# START OF DATA SHOWN

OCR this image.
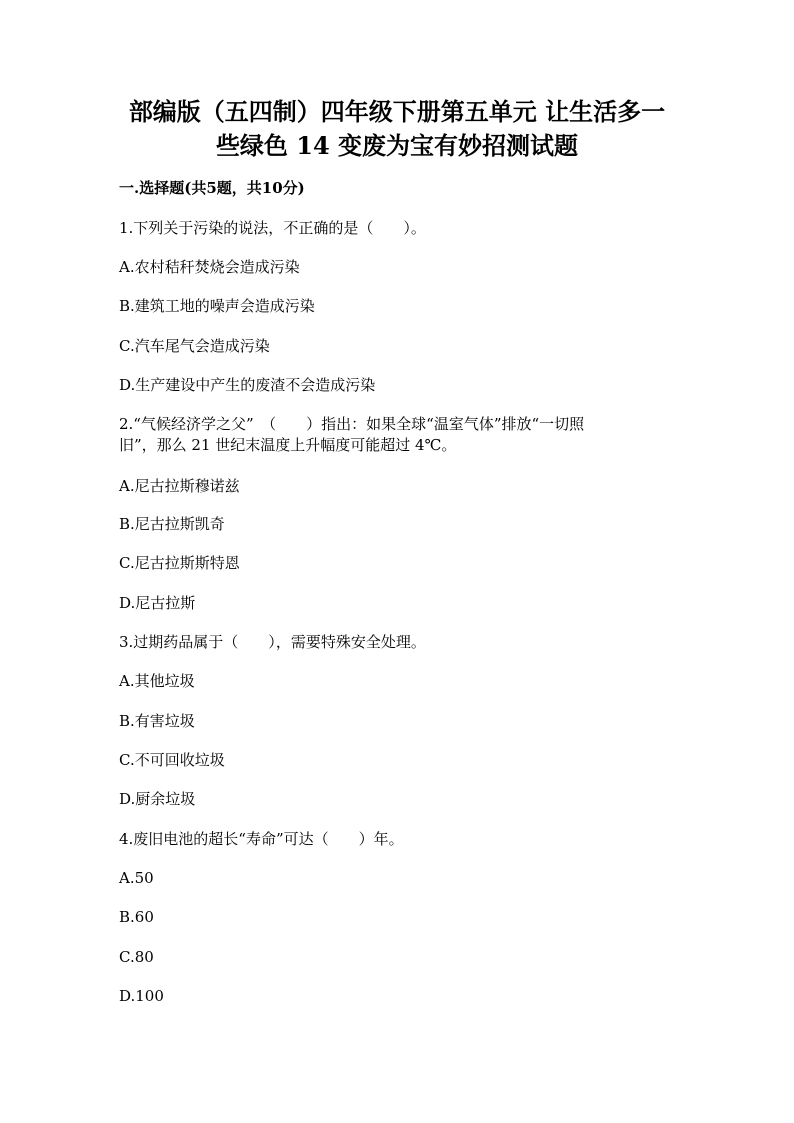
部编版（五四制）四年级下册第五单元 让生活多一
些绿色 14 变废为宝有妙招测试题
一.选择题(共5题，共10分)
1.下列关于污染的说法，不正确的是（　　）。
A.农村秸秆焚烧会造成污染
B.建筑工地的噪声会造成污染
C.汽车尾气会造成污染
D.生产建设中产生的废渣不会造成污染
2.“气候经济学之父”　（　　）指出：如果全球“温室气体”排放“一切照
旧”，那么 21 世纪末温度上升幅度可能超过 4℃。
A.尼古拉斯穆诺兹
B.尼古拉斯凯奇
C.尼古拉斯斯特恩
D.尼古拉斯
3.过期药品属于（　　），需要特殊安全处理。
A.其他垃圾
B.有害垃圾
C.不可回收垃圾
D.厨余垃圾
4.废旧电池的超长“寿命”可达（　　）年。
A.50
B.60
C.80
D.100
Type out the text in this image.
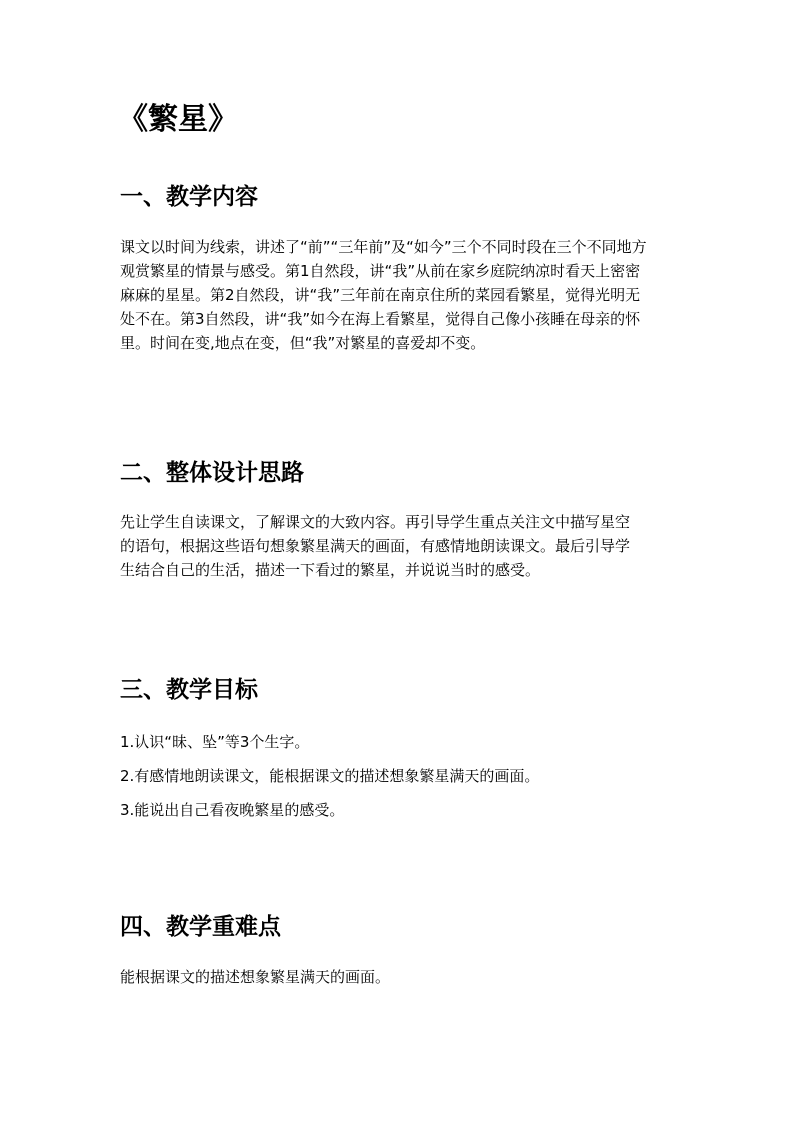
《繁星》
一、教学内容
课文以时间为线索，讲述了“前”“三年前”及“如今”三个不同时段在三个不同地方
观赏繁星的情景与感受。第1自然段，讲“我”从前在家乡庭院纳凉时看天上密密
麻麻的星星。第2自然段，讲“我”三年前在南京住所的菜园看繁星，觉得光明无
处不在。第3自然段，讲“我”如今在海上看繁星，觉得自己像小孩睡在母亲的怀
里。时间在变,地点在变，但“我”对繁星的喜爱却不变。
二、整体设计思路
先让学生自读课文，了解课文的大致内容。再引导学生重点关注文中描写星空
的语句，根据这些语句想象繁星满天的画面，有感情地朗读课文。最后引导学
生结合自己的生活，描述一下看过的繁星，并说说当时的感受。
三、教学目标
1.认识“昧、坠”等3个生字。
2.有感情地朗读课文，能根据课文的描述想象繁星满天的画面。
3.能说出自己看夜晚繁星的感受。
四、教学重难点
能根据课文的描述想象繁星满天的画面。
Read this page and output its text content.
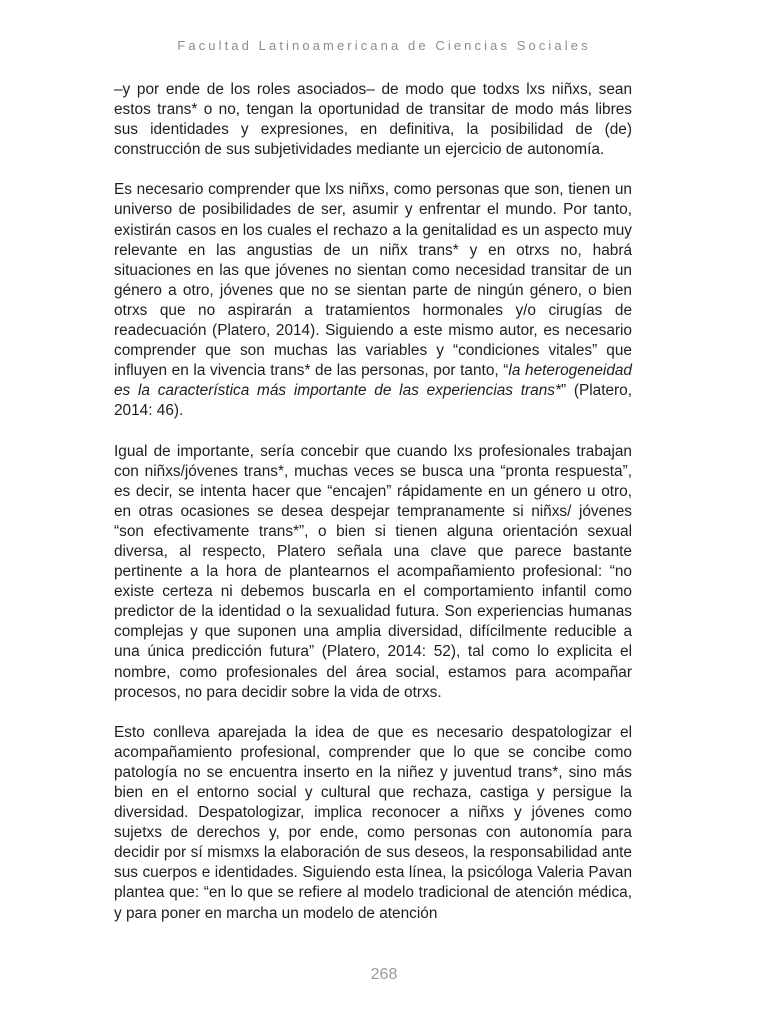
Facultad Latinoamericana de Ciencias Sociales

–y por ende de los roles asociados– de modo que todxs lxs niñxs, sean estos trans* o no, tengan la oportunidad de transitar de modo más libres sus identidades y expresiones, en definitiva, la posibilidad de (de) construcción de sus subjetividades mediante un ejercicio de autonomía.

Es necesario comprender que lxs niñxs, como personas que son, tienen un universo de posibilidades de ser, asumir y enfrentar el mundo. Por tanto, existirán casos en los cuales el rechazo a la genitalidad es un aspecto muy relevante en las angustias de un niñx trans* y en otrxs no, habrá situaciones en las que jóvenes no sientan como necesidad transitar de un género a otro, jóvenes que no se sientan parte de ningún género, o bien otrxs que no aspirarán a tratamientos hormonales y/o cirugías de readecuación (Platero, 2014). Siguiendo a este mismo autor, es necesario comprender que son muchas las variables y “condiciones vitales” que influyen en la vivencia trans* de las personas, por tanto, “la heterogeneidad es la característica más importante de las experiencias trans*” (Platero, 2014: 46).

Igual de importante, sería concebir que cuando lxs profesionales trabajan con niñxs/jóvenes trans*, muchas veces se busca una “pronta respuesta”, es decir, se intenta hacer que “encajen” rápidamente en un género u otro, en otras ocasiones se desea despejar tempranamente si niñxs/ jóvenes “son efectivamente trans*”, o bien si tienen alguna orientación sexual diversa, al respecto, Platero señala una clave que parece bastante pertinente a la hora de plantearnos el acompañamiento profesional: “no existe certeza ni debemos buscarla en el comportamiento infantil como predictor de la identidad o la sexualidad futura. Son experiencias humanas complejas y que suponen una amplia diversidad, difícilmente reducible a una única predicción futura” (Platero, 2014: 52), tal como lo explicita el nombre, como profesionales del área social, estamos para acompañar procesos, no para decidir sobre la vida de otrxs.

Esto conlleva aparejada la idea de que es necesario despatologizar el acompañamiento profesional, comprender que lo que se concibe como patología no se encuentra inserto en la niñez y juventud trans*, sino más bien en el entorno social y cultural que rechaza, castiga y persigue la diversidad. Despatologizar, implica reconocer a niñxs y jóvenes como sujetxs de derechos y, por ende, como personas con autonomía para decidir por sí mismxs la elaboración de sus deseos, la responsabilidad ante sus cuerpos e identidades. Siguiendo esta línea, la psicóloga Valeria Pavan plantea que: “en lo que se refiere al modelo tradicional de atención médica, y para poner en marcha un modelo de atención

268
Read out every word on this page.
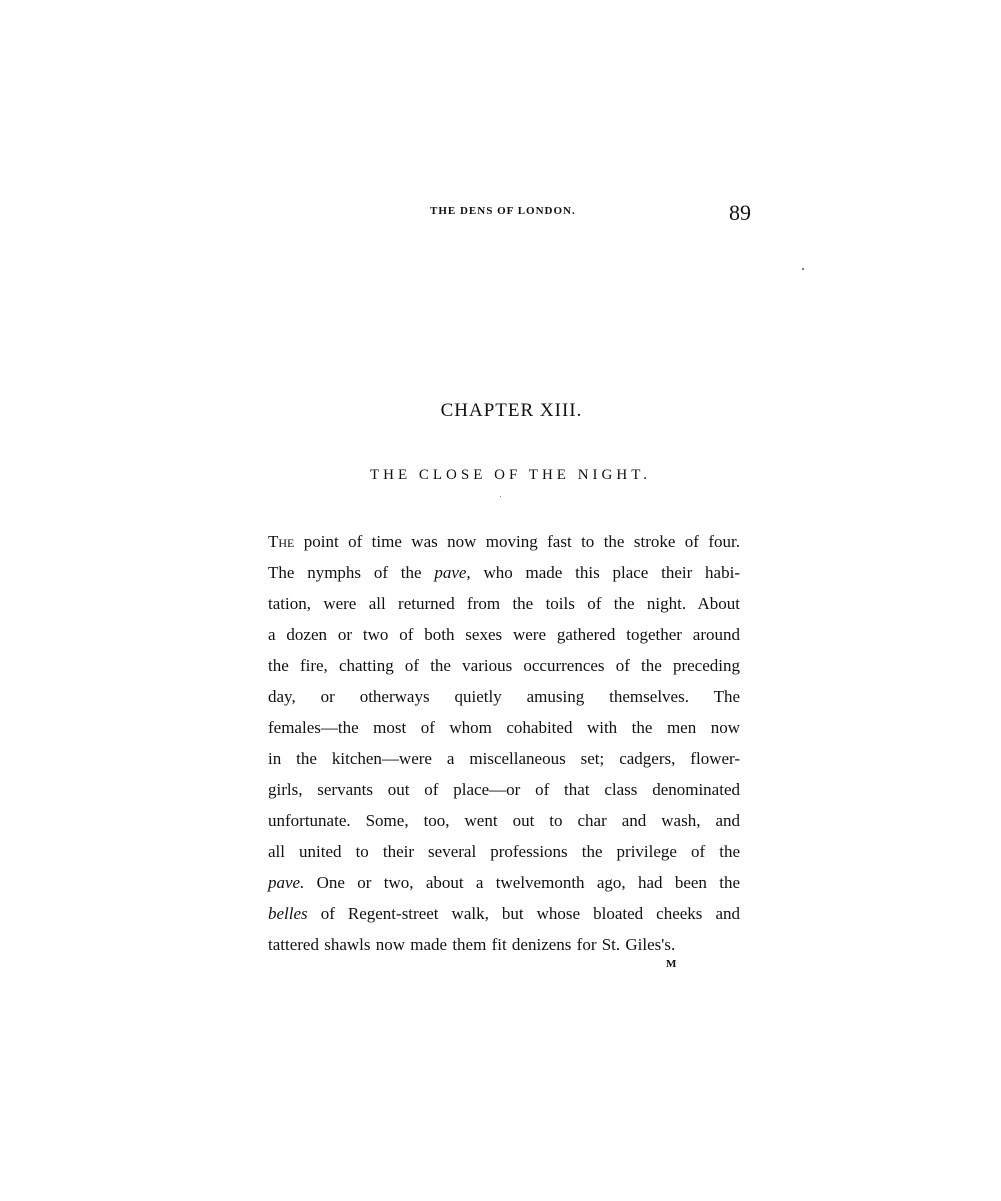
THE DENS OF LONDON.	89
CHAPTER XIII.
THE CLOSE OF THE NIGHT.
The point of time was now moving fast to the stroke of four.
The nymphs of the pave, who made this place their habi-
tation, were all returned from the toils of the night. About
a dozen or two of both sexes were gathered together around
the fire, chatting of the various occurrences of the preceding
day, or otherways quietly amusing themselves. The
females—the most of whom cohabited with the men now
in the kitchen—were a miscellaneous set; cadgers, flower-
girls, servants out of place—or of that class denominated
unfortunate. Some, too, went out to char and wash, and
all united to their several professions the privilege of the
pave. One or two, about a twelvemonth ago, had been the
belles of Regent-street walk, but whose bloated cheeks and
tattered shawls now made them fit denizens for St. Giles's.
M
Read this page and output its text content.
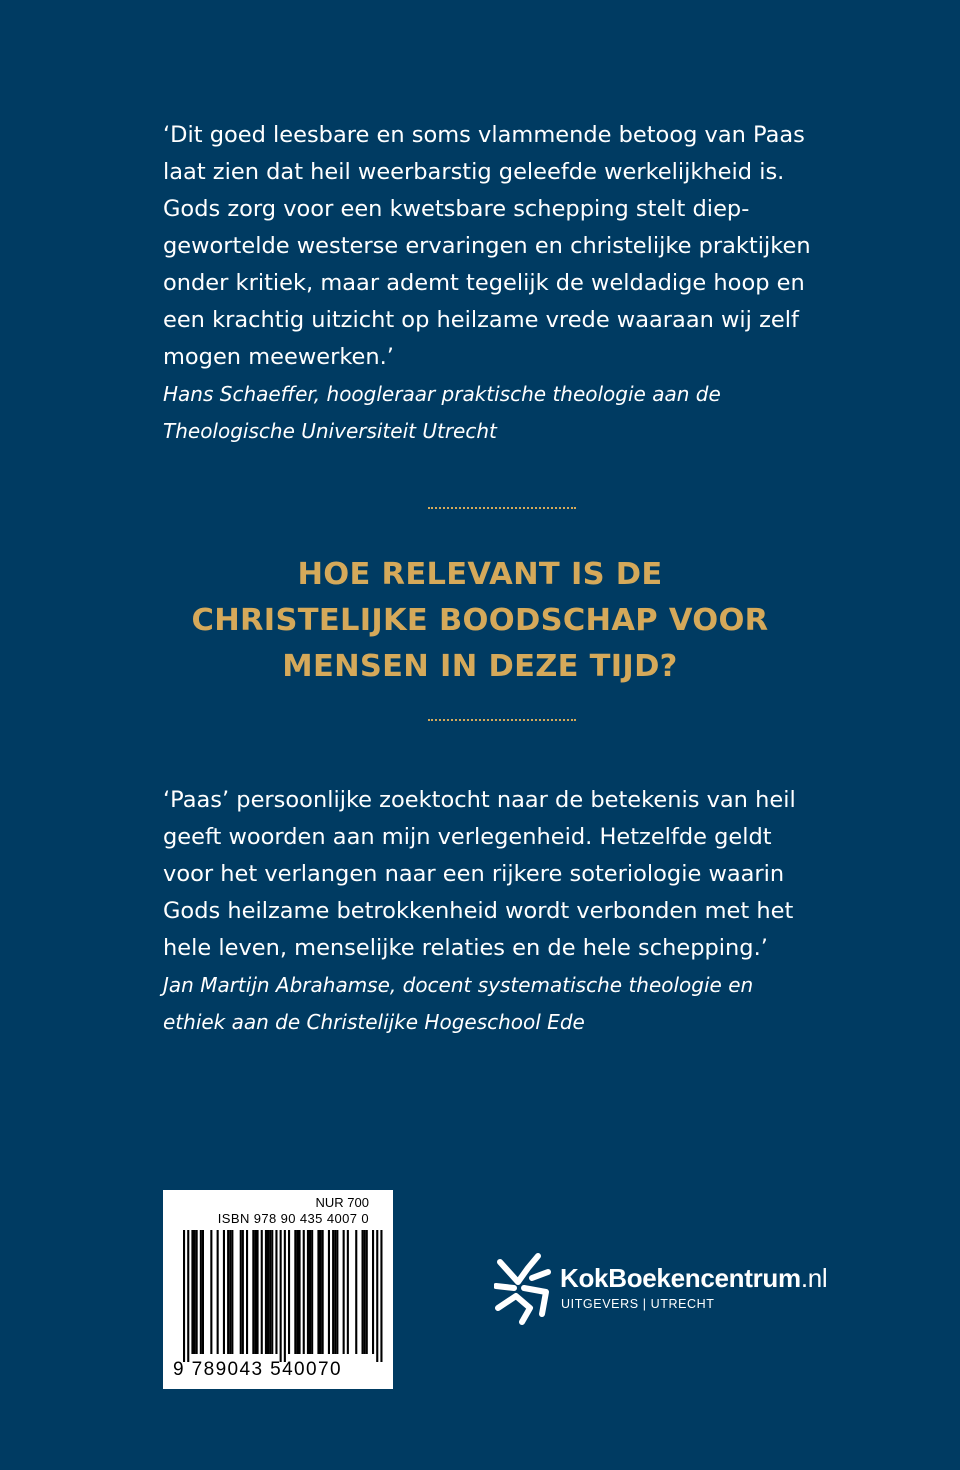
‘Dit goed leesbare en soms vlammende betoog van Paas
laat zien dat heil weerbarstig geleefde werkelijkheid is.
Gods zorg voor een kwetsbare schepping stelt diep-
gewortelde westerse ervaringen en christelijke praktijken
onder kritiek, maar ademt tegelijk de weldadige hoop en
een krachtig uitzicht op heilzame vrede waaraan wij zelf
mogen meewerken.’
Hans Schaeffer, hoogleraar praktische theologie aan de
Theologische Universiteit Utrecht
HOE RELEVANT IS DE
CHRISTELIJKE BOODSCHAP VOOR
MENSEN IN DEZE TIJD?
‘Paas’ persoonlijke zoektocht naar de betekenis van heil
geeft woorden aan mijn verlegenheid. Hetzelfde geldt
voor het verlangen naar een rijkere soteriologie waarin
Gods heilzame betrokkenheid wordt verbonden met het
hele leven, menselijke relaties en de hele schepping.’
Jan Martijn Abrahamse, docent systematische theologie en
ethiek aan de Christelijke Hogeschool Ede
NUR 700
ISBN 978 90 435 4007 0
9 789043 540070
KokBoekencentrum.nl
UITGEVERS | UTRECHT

# END OF DATA SHOWN

SET PROBLEM -> Return the listing above word for word, with the pictures removed.

FULL RESPONSE ->
OCR this image.
部编版（五四制）四年级下册第五单元 让生活多一
些绿色 14 变废为宝有妙招测试题
一.选择题(共5题，共10分)
1.下列关于污染的说法，不正确的是（　　）。
A.农村秸秆焚烧会造成污染
B.建筑工地的噪声会造成污染
C.汽车尾气会造成污染
D.生产建设中产生的废渣不会造成污染
2.“气候经济学之父”　（　　）指出：如果全球“温室气体”排放“一切照
旧”，那么 21 世纪末温度上升幅度可能超过 4℃。
A.尼古拉斯穆诺兹
B.尼古拉斯凯奇
C.尼古拉斯斯特恩
D.尼古拉斯
3.过期药品属于（　　），需要特殊安全处理。
A.其他垃圾
B.有害垃圾
C.不可回收垃圾
D.厨余垃圾
4.废旧电池的超长“寿命”可达（　　）年。
A.50
B.60
C.80
D.100
Type out the text in this image.
《繁星》
一、教学内容
课文以时间为线索，讲述了“前”“三年前”及“如今”三个不同时段在三个不同地方
观赏繁星的情景与感受。第1自然段，讲“我”从前在家乡庭院纳凉时看天上密密
麻麻的星星。第2自然段，讲“我”三年前在南京住所的菜园看繁星，觉得光明无
处不在。第3自然段，讲“我”如今在海上看繁星，觉得自己像小孩睡在母亲的怀
里。时间在变,地点在变，但“我”对繁星的喜爱却不变。
二、整体设计思路
先让学生自读课文，了解课文的大致内容。再引导学生重点关注文中描写星空
的语句，根据这些语句想象繁星满天的画面，有感情地朗读课文。最后引导学
生结合自己的生活，描述一下看过的繁星，并说说当时的感受。
三、教学目标
1.认识“昧、坠”等3个生字。
2.有感情地朗读课文，能根据课文的描述想象繁星满天的画面。
3.能说出自己看夜晚繁星的感受。
四、教学重难点
能根据课文的描述想象繁星满天的画面。
Read this page and output its text content.
Facultad Latinoamericana de Ciencias Sociales

–y por ende de los roles asociados– de modo que todxs lxs niñxs, sean estos trans* o no, tengan la oportunidad de transitar de modo más libres sus identidades y expresiones, en definitiva, la posibilidad de (de) construcción de sus subjetividades mediante un ejercicio de autonomía.

Es necesario comprender que lxs niñxs, como personas que son, tienen un universo de posibilidades de ser, asumir y enfrentar el mundo. Por tanto, existirán casos en los cuales el rechazo a la genitalidad es un aspecto muy relevante en las angustias de un niñx trans* y en otrxs no, habrá situaciones en las que jóvenes no sientan como necesidad transitar de un género a otro, jóvenes que no se sientan parte de ningún género, o bien otrxs que no aspirarán a tratamientos hormonales y/o cirugías de readecuación (Platero, 2014). Siguiendo a este mismo autor, es necesario comprender que son muchas las variables y “condiciones vitales” que influyen en la vivencia trans* de las personas, por tanto, “la heterogeneidad es la característica más importante de las experiencias trans*” (Platero, 2014: 46).

Igual de importante, sería concebir que cuando lxs profesionales trabajan con niñxs/jóvenes trans*, muchas veces se busca una “pronta respuesta”, es decir, se intenta hacer que “encajen” rápidamente en un género u otro, en otras ocasiones se desea despejar tempranamente si niñxs/ jóvenes “son efectivamente trans*”, o bien si tienen alguna orientación sexual diversa, al respecto, Platero señala una clave que parece bastante pertinente a la hora de plantearnos el acompañamiento profesional: “no existe certeza ni debemos buscarla en el comportamiento infantil como predictor de la identidad o la sexualidad futura. Son experiencias humanas complejas y que suponen una amplia diversidad, difícilmente reducible a una única predicción futura” (Platero, 2014: 52), tal como lo explicita el nombre, como profesionales del área social, estamos para acompañar procesos, no para decidir sobre la vida de otrxs.

Esto conlleva aparejada la idea de que es necesario despatologizar el acompañamiento profesional, comprender que lo que se concibe como patología no se encuentra inserto en la niñez y juventud trans*, sino más bien en el entorno social y cultural que rechaza, castiga y persigue la diversidad. Despatologizar, implica reconocer a niñxs y jóvenes como sujetxs de derechos y, por ende, como personas con autonomía para decidir por sí mismxs la elaboración de sus deseos, la responsabilidad ante sus cuerpos e identidades. Siguiendo esta línea, la psicóloga Valeria Pavan plantea que: “en lo que se refiere al modelo tradicional de atención médica, y para poner en marcha un modelo de atención

268
Read out every word on this page.
THE DENS OF LONDON.	89
CHAPTER XIII.
THE CLOSE OF THE NIGHT.
The point of time was now moving fast to the stroke of four.
The nymphs of the pave, who made this place their habi-
tation, were all returned from the toils of the night. About
a dozen or two of both sexes were gathered together around
the fire, chatting of the various occurrences of the preceding
day, or otherways quietly amusing themselves. The
females—the most of whom cohabited with the men now
in the kitchen—were a miscellaneous set; cadgers, flower-
girls, servants out of place—or of that class denominated
unfortunate. Some, too, went out to char and wash, and
all united to their several professions the privilege of the
pave. One or two, about a twelvemonth ago, had been the
belles of Regent-street walk, but whose bloated cheeks and
tattered shawls now made them fit denizens for St. Giles's.
M
Read this page and output its text content.
‘Dit goed leesbare en soms vlammende betoog van Paas
laat zien dat heil weerbarstig geleefde werkelijkheid is.
Gods zorg voor een kwetsbare schepping stelt diep-
gewortelde westerse ervaringen en christelijke praktijken
onder kritiek, maar ademt tegelijk de weldadige hoop en
een krachtig uitzicht op heilzame vrede waaraan wij zelf
mogen meewerken.’
Hans Schaeffer, hoogleraar praktische theologie aan de
Theologische Universiteit Utrecht
HOE RELEVANT IS DE
CHRISTELIJKE BOODSCHAP VOOR
MENSEN IN DEZE TIJD?
‘Paas’ persoonlijke zoektocht naar de betekenis van heil
geeft woorden aan mijn verlegenheid. Hetzelfde geldt
voor het verlangen naar een rijkere soteriologie waarin
Gods heilzame betrokkenheid wordt verbonden met het
hele leven, menselijke relaties en de hele schepping.’
Jan Martijn Abrahamse, docent systematische theologie en
ethiek aan de Christelijke Hogeschool Ede
NUR 700
ISBN 978 90 435 4007 0
9 789043 540070
KokBoekencentrum.nl
UITGEVERS | UTRECHT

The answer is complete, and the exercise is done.